#### Exercise
Gather all lines containing the string "gold" and copy them out.

#### Information shown
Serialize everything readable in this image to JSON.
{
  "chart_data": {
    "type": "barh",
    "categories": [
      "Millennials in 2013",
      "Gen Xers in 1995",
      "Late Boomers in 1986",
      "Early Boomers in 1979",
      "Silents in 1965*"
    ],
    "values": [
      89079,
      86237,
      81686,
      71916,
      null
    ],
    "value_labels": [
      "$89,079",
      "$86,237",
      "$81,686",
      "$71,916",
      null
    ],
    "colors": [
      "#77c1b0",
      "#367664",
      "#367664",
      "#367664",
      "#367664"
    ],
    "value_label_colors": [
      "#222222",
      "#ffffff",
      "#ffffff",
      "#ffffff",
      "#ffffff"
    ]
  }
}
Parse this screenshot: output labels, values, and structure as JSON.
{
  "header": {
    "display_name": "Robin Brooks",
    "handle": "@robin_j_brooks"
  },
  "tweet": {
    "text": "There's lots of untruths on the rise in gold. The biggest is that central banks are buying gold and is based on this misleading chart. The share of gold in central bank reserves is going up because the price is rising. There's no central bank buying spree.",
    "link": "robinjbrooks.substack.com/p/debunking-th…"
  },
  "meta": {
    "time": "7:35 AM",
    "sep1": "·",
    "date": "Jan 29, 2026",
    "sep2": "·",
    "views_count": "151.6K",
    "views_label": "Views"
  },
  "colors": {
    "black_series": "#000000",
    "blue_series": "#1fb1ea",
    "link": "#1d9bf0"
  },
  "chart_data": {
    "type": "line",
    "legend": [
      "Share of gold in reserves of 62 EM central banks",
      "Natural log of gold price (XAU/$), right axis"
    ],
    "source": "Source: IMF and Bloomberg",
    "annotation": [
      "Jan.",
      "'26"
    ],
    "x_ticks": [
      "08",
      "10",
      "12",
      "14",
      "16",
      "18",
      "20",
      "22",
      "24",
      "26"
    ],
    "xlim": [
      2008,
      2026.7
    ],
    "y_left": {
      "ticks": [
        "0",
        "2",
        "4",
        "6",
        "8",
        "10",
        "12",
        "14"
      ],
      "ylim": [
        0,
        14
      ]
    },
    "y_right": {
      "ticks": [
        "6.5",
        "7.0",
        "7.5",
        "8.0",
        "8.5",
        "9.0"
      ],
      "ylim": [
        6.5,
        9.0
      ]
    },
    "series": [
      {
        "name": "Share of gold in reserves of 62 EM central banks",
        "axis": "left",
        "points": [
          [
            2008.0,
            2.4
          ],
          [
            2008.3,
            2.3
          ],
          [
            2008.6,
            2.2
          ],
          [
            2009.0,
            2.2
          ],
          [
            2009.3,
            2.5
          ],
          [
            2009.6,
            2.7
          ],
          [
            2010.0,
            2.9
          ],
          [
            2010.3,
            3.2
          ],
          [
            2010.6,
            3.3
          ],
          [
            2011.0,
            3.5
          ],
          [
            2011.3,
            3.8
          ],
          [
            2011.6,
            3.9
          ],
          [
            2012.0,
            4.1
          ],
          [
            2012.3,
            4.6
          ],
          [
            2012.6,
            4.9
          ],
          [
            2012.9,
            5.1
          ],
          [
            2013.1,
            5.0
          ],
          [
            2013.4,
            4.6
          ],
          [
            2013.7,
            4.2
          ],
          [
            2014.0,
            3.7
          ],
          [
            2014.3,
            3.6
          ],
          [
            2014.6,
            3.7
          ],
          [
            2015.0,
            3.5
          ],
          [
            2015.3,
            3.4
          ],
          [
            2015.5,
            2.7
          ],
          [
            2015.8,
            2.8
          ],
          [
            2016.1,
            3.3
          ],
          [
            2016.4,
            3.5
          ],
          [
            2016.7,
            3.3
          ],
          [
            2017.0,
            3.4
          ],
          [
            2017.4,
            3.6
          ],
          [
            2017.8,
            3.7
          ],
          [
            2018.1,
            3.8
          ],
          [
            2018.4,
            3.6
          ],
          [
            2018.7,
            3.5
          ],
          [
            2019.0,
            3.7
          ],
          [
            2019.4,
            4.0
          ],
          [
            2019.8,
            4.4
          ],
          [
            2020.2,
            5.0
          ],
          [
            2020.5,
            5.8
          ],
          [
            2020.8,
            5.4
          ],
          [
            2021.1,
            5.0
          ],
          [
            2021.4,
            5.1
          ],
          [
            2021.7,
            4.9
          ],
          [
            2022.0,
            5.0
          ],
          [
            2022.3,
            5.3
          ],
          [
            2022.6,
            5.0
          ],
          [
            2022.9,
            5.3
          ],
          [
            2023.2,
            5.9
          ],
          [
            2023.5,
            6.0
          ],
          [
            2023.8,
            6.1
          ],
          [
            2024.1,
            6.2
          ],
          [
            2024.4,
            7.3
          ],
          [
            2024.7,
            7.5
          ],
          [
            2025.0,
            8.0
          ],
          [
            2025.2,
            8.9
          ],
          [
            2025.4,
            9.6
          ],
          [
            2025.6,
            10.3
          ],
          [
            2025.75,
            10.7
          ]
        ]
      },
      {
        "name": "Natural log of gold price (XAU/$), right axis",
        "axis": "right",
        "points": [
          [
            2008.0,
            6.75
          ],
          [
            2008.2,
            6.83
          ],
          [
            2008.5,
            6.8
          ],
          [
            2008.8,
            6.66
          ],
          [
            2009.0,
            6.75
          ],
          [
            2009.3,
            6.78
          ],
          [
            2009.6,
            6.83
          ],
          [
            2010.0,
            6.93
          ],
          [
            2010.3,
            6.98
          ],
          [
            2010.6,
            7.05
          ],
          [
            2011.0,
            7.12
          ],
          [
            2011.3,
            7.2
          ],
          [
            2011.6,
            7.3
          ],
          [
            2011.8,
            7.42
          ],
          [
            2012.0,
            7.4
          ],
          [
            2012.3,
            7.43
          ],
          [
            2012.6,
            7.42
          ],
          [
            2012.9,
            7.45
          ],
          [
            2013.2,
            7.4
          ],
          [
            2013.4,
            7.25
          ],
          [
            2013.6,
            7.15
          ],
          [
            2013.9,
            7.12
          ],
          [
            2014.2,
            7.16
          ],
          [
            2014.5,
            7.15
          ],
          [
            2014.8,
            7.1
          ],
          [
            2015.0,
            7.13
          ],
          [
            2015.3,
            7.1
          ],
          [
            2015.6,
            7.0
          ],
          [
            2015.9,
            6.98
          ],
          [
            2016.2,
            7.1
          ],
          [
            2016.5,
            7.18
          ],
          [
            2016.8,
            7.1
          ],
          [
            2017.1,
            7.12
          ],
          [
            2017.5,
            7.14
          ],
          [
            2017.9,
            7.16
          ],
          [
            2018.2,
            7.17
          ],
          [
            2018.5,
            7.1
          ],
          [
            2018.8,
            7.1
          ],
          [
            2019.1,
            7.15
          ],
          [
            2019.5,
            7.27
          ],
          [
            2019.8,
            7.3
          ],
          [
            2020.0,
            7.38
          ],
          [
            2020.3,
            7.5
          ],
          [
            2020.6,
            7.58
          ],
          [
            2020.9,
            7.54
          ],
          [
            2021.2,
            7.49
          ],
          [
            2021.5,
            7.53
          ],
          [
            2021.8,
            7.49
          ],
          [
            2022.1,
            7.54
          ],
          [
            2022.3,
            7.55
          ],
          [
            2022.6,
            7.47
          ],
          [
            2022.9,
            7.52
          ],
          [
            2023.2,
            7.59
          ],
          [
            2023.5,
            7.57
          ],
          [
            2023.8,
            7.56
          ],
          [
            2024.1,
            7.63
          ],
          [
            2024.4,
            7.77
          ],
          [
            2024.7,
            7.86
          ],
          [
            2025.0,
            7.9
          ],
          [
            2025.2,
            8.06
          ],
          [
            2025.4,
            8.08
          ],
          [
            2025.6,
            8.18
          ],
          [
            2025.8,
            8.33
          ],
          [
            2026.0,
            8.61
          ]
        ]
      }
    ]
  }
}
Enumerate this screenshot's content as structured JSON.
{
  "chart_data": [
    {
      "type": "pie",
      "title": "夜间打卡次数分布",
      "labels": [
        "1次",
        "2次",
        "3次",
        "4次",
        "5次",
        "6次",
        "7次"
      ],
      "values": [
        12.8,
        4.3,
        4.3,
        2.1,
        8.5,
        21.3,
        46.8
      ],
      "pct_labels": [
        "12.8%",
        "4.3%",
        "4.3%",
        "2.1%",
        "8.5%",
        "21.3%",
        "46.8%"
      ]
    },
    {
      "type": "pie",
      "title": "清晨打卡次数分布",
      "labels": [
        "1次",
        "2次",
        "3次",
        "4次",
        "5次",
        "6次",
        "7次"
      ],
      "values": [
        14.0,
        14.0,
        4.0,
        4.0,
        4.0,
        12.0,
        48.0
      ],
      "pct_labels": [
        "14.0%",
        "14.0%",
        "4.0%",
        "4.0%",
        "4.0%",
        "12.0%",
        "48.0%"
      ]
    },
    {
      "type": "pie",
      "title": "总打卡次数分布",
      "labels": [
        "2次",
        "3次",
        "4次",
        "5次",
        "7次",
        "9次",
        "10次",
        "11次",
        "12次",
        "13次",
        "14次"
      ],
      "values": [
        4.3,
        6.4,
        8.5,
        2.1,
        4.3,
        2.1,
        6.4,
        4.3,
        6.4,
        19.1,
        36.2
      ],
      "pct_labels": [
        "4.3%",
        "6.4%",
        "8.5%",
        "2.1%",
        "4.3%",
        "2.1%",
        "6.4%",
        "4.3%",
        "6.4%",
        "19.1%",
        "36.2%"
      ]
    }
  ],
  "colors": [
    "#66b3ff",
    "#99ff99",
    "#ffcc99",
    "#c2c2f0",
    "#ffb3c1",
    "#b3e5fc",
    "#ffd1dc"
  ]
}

#### Complete response
    "text": "There's lots of untruths on the rise in gold. The biggest is that central banks are buying gold and is based on this misleading chart. The share of gold in central bank reserves is going up because the price is rising. There's no central bank buying spree.",
      "Share of gold in reserves of 62 EM central banks",
      "Natural log of gold price (XAU/$), right axis"
        "name": "Share of gold in reserves of 62 EM central banks",
        "name": "Natural log of gold price (XAU/$), right axis",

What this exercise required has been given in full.